* [Objective]: Retype the rows from the line with "What are the" to the line with "new-session-button[interactable] (760, 23, 786, 50)" without changing anything.

* [Data extract]:
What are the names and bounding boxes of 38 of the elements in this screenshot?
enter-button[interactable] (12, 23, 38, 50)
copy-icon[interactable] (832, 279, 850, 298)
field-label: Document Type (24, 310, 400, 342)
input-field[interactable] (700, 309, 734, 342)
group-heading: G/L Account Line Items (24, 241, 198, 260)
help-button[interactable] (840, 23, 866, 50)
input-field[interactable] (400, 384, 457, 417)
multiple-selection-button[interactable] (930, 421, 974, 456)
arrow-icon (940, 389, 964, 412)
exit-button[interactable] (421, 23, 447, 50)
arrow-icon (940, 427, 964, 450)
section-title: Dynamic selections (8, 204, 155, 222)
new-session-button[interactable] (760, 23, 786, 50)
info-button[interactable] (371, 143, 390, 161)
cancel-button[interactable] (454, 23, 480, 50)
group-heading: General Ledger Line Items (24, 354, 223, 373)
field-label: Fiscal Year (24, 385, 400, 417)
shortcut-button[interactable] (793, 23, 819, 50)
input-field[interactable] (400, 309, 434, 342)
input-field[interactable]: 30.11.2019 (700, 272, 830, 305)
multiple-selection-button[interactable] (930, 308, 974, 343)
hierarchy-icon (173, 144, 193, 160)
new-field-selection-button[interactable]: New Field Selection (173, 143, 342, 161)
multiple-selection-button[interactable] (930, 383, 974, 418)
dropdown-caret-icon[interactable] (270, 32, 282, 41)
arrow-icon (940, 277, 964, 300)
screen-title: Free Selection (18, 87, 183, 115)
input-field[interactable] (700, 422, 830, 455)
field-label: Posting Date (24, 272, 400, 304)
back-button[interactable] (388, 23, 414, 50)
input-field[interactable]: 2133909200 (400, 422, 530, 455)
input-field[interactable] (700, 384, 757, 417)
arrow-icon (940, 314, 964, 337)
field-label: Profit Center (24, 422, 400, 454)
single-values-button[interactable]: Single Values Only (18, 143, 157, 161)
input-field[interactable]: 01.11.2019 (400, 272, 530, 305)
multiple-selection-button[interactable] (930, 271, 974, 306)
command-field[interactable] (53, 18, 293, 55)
==
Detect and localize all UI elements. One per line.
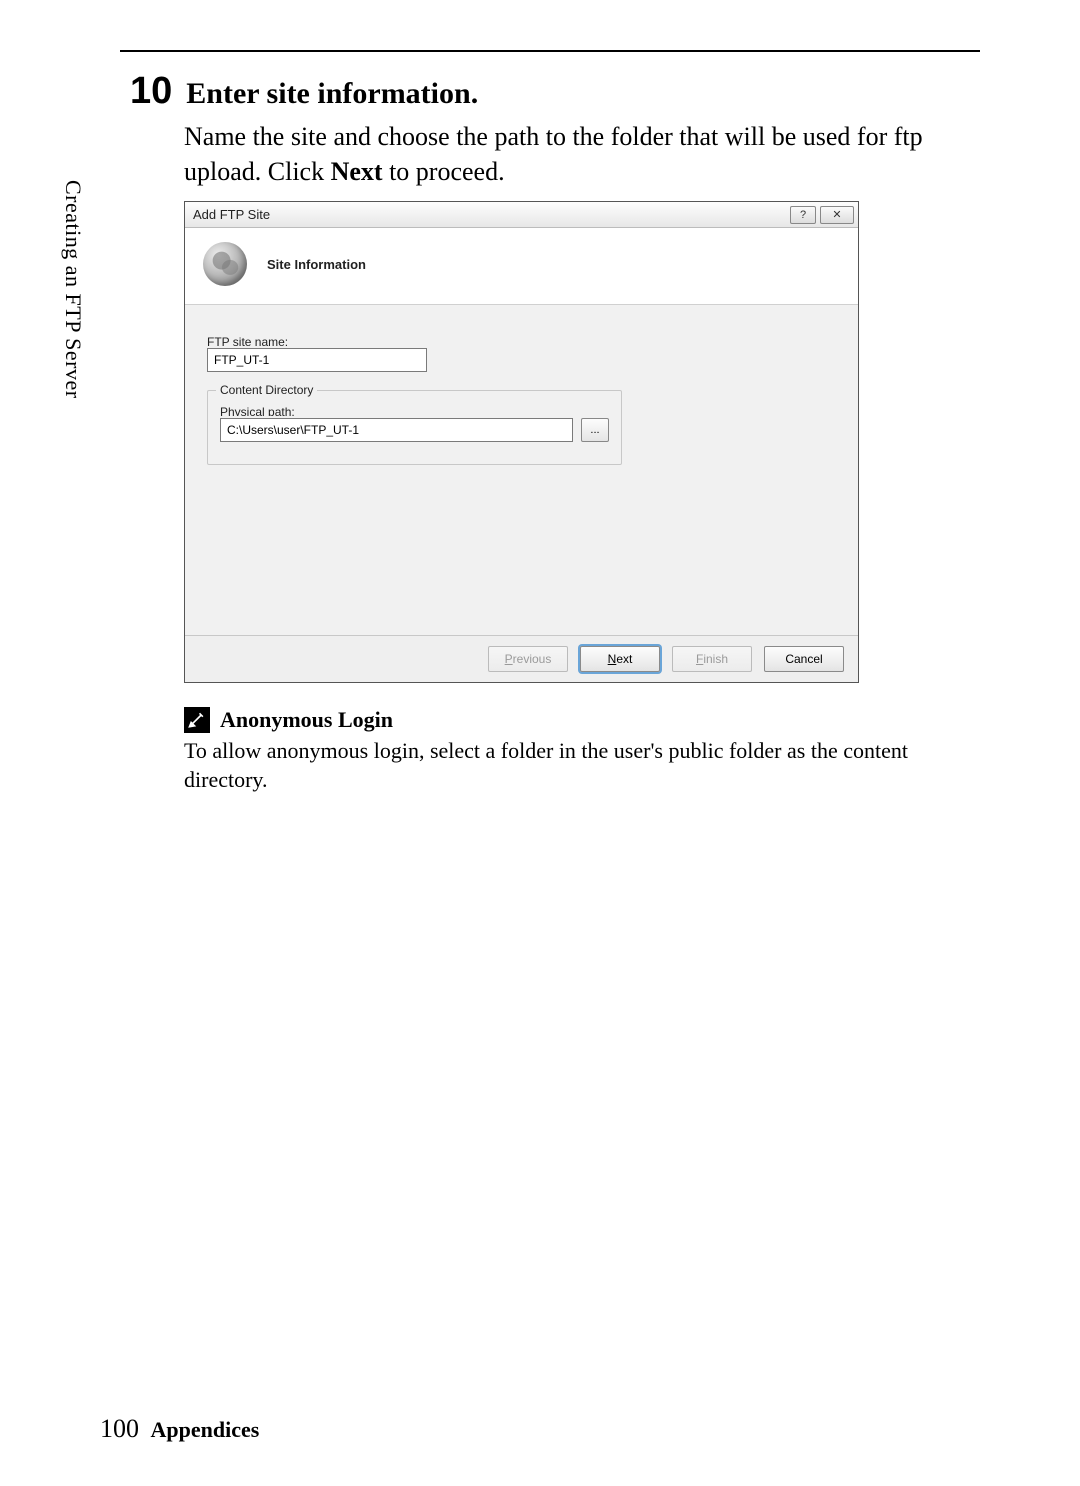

* [Result]:
What are the names and bounding boxes of 38 of the elements in this screenshot?
enter-button[interactable] (12, 23, 38, 50)
copy-icon[interactable] (832, 279, 850, 298)
field-label: Document Type (24, 310, 400, 342)
input-field[interactable] (700, 309, 734, 342)
group-heading: G/L Account Line Items (24, 241, 198, 260)
help-button[interactable] (840, 23, 866, 50)
input-field[interactable] (400, 384, 457, 417)
multiple-selection-button[interactable] (930, 421, 974, 456)
arrow-icon (940, 389, 964, 412)
exit-button[interactable] (421, 23, 447, 50)
arrow-icon (940, 427, 964, 450)
section-title: Dynamic selections (8, 204, 155, 222)
new-session-button[interactable] (760, 23, 786, 50)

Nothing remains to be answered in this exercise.